_OBJECTIVE:_
Show every line where "préventive" occurs.

╭─ LISTED RECORDS

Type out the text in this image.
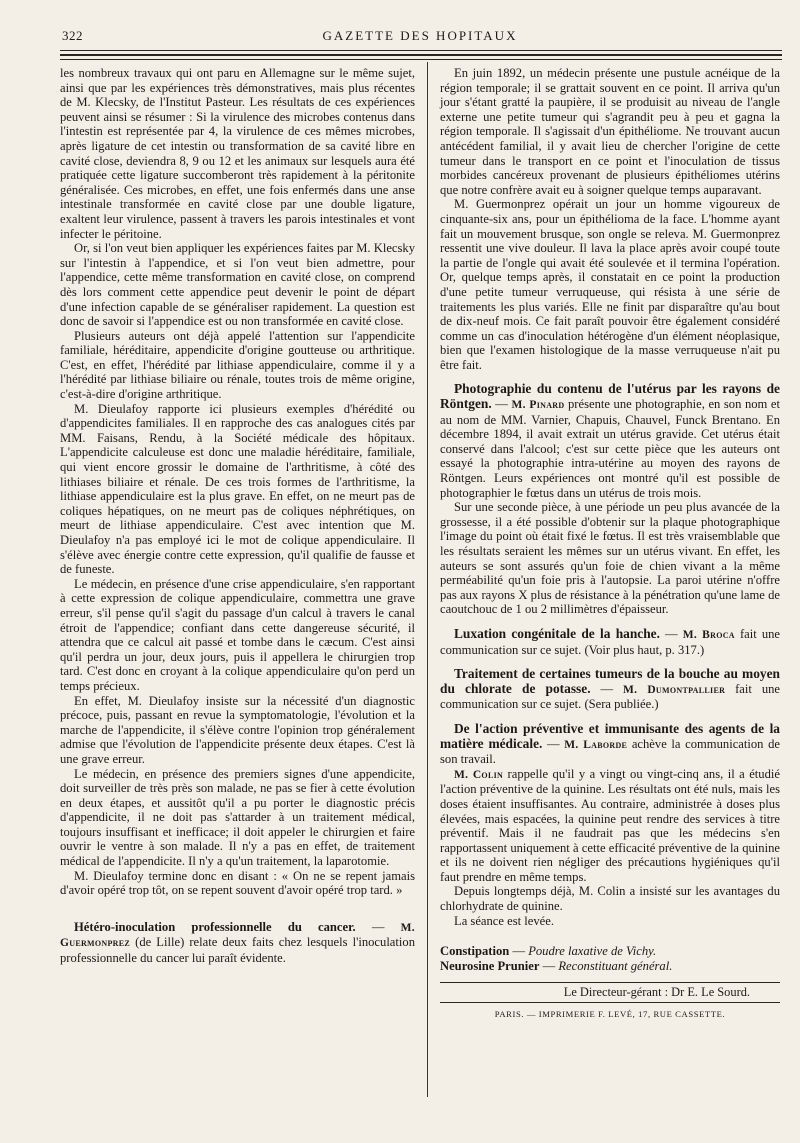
322	GAZETTE DES HOPITAUX

les nombreux travaux qui ont paru en Allemagne sur le même sujet, ainsi que par les expériences très démonstratives, mais plus récentes de M. Klecsky, de l'Institut Pasteur. Les résultats de ces expériences peuvent ainsi se résumer : Si la virulence des microbes contenus dans l'intestin est représentée par 4, la virulence de ces mêmes microbes, après ligature de cet intestin ou transformation de sa cavité libre en cavité close, deviendra 8, 9 ou 12 et les animaux sur lesquels aura été pratiquée cette ligature succomberont très rapidement à la péritonite généralisée. Ces microbes, en effet, une fois enfermés dans une anse intestinale transformée en cavité close par une double ligature, exaltent leur virulence, passent à travers les parois intestinales et vont infecter le péritoine.

Or, si l'on veut bien appliquer les expériences faites par M. Klecsky sur l'intestin à l'appendice, et si l'on veut bien admettre, pour l'appendice, cette même transformation en cavité close, on comprend dès lors comment cette appendice peut devenir le point de départ d'une infection capable de se généraliser rapidement. La question est donc de savoir si l'appendice est ou non transformée en cavité close.

Plusieurs auteurs ont déjà appelé l'attention sur l'appendicite familiale, héréditaire, appendicite d'origine goutteuse ou arthritique. C'est, en effet, l'hérédité par lithiase appendiculaire, comme il y a l'hérédité par lithiase biliaire ou rénale, toutes trois de même origine, c'est-à-dire d'origine arthritique.

M. Dieulafoy rapporte ici plusieurs exemples d'hérédité ou d'appendicites familiales. Il en rapproche des cas analogues cités par MM. Faisans, Rendu, à la Société médicale des hôpitaux. L'appendicite calculeuse est donc une maladie héréditaire, familiale, qui vient encore grossir le domaine de l'arthritisme, à côté des lithiases biliaire et rénale. De ces trois formes de l'arthritisme, la lithiase appendiculaire est la plus grave. En effet, on ne meurt pas de coliques hépatiques, on ne meurt pas de coliques néphrétiques, on meurt de lithiase appendiculaire. C'est avec intention que M. Dieulafoy n'a pas employé ici le mot de colique appendiculaire. Il s'élève avec énergie contre cette expression, qu'il qualifie de fausse et de funeste.

Le médecin, en présence d'une crise appendiculaire, s'en rapportant à cette expression de colique appendiculaire, commettra une grave erreur, s'il pense qu'il s'agit du passage d'un calcul à travers le canal étroit de l'appendice; confiant dans cette dangereuse sécurité, il attendra que ce calcul ait passé et tombe dans le cæcum. C'est ainsi qu'il perdra un jour, deux jours, puis il appellera le chirurgien trop tard. C'est donc en croyant à la colique appendiculaire qu'on perd un temps précieux.

En effet, M. Dieulafoy insiste sur la nécessité d'un diagnostic précoce, puis, passant en revue la symptomatologie, l'évolution et la marche de l'appendicite, il s'élève contre l'opinion trop généralement admise que l'évolution de l'appendicite présente deux étapes. C'est là une grave erreur.

Le médecin, en présence des premiers signes d'une appendicite, doit surveiller de très près son malade, ne pas se fier à cette évolution en deux étapes, et aussitôt qu'il a pu porter le diagnostic précis d'appendicite, il ne doit pas s'attarder à un traitement médical, toujours insuffisant et inefficace; il doit appeler le chirurgien et faire ouvrir le ventre à son malade. Il n'y a pas en effet, de traitement médical de l'appendicite. Il n'y a qu'un traitement, la laparotomie.

M. Dieulafoy termine donc en disant : « On ne se repent jamais d'avoir opéré trop tôt, on se repent souvent d'avoir opéré trop tard. »

Hétéro-inoculation professionnelle du cancer. — M. Guermonprez (de Lille) relate deux faits chez lesquels l'inoculation professionnelle du cancer lui paraît évidente.

En juin 1892, un médecin présente une pustule acnéique de la région temporale; il se grattait souvent en ce point. Il arriva qu'un jour s'étant gratté la paupière, il se produisit au niveau de l'angle externe une petite tumeur qui s'agrandit peu à peu et gagna la région temporale. Il s'agissait d'un épithéliome. Ne trouvant aucun antécédent familial, il y avait lieu de chercher l'origine de cette tumeur dans le transport en ce point et l'inoculation de tissus morbides cancéreux provenant de plusieurs épithéliomes utérins que notre confrère avait eu à soigner quelque temps auparavant.

M. Guermonprez opérait un jour un homme vigoureux de cinquante-six ans, pour un épithélioma de la face. L'homme ayant fait un mouvement brusque, son ongle se releva. M. Guermonprez ressentit une vive douleur. Il lava la place après avoir coupé toute la partie de l'ongle qui avait été soulevée et il termina l'opération. Or, quelque temps après, il constatait en ce point la production d'une petite tumeur verruqueuse, qui résista à une série de traitements les plus variés. Elle ne finit par disparaître qu'au bout de dix-neuf mois. Ce fait paraît pouvoir être également considéré comme un cas d'inoculation hétérogène d'un élément néoplasique, bien que l'examen histologique de la masse verruqueuse n'ait pu être fait.

Photographie du contenu de l'utérus par les rayons de Röntgen. — M. Pinard présente une photographie, en son nom et au nom de MM. Varnier, Chapuis, Chauvel, Funck Brentano. En décembre 1894, il avait extrait un utérus gravide. Cet utérus était conservé dans l'alcool; c'est sur cette pièce que les auteurs ont essayé la photographie intra-utérine au moyen des rayons de Röntgen. Leurs expériences ont montré qu'il est possible de photographier le fœtus dans un utérus de trois mois.

Sur une seconde pièce, à une période un peu plus avancée de la grossesse, il a été possible d'obtenir sur la plaque photographique l'image du point où était fixé le fœtus. Il est très vraisemblable que les résultats seraient les mêmes sur un utérus vivant. En effet, les auteurs se sont assurés qu'un foie de chien vivant a la même perméabilité qu'un foie pris à l'autopsie. La paroi utérine n'offre pas aux rayons X plus de résistance à la pénétration qu'une lame de caoutchouc de 1 ou 2 millimètres d'épaisseur.

Luxation congénitale de la hanche. — M. Broca fait une communication sur ce sujet. (Voir plus haut, p. 317.)

Traitement de certaines tumeurs de la bouche au moyen du chlorate de potasse. — M. Dumontpallier fait une communication sur ce sujet. (Sera publiée.)

De l'action préventive et immunisante des agents de la matière médicale. — M. Laborde achève la communication de son travail.

M. Colin rappelle qu'il y a vingt ou vingt-cinq ans, il a étudié l'action préventive de la quinine. Les résultats ont été nuls, mais les doses étaient insuffisantes. Au contraire, administrée à doses plus élevées, mais espacées, la quinine peut rendre des services à titre préventif. Mais il ne faudrait pas que les médecins s'en rapportassent uniquement à cette efficacité préventive de la quinine et ils ne doivent rien négliger des précautions hygiéniques qu'il faut prendre en même temps.

Depuis longtemps déjà, M. Colin a insisté sur les avantages du chlorhydrate de quinine.

La séance est levée.

Constipation — Poudre laxative de Vichy.
Neurosine Prunier — Reconstituant général.
Le Directeur-gérant : Dr E. Le Sourd.
PARIS. — IMPRIMERIE F. LEVÉ, 17, RUE CASSETTE.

╰─

_THE OUTPUT:_
De l'action préventive et immunisante des agents de la matière médicale. — M. Laborde achève la communication de son travail.
M. Colin rappelle qu'il y a vingt ou vingt-cinq ans, il a étudié l'action préventive de la quinine. Les résultats ont été nuls, mais les doses étaient insuffisantes. Au contraire, administrée à doses plus élevées, mais espacées, la quinine peut rendre des services à titre préventif. Mais il ne faudrait pas que les médecins s'en rapportassent uniquement à cette efficacité préventive de la quinine et ils ne doivent rien négliger des précautions hygiéniques qu'il faut prendre en même temps.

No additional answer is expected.